▸ **Recorded information**
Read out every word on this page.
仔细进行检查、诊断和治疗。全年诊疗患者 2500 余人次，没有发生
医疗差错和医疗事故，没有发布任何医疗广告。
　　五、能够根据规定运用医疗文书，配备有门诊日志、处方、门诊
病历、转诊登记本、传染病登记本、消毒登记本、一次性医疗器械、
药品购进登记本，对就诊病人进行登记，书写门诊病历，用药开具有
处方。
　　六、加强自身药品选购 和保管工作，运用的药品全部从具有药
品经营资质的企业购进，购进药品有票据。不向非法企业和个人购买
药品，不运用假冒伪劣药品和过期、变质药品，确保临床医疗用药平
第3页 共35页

--

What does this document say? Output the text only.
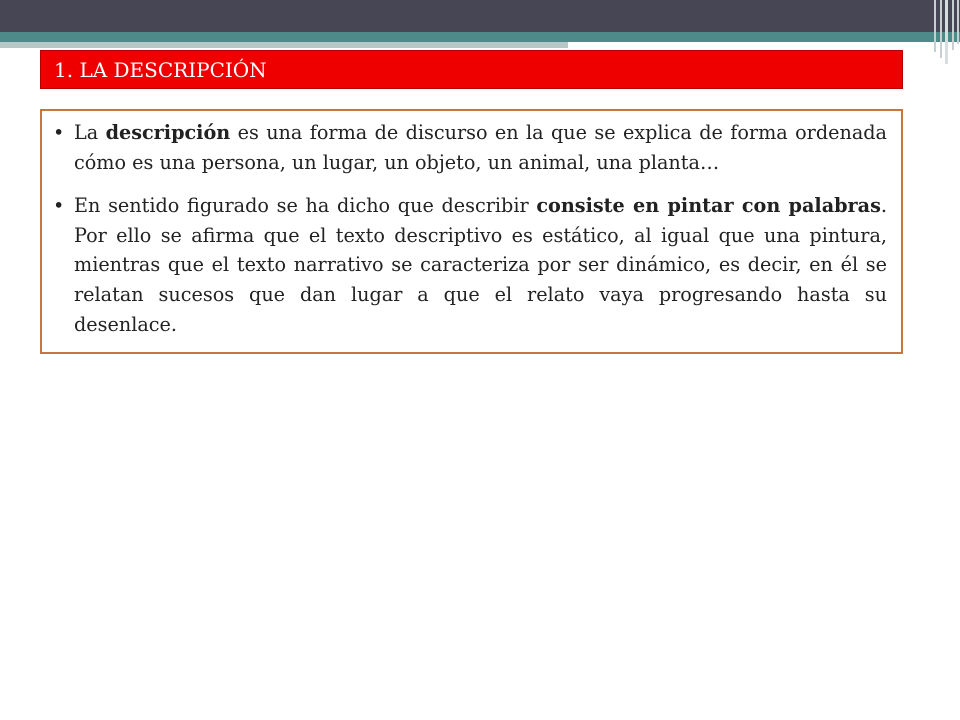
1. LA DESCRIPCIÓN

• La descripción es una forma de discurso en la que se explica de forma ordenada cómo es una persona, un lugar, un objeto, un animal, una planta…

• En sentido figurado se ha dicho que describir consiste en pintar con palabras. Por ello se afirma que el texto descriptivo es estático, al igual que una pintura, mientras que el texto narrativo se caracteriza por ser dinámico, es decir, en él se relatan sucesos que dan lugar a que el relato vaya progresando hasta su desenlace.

* * *

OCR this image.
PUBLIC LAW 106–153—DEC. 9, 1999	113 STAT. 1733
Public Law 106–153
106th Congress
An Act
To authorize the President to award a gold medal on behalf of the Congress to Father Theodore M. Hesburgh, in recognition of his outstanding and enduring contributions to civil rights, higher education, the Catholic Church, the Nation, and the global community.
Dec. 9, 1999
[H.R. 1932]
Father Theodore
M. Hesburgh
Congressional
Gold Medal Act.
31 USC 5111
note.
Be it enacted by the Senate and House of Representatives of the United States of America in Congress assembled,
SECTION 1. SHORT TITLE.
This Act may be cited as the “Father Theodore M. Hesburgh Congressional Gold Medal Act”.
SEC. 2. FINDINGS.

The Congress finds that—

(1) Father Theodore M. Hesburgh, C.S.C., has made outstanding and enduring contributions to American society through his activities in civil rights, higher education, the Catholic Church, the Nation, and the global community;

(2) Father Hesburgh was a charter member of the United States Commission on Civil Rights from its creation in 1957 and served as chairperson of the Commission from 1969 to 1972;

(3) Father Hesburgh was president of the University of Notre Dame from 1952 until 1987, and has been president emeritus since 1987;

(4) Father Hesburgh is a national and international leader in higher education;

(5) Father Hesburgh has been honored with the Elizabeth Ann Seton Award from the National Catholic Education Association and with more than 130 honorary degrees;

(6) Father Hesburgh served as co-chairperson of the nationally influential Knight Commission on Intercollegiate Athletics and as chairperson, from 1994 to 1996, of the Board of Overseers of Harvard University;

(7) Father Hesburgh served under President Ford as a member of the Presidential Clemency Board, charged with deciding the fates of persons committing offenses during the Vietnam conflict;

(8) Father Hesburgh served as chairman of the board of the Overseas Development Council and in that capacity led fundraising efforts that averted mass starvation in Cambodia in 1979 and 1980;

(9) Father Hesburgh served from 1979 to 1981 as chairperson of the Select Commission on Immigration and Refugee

▸ **Directive**
State how many lines include the string "University", and nothing more.

▸ **The reply**
2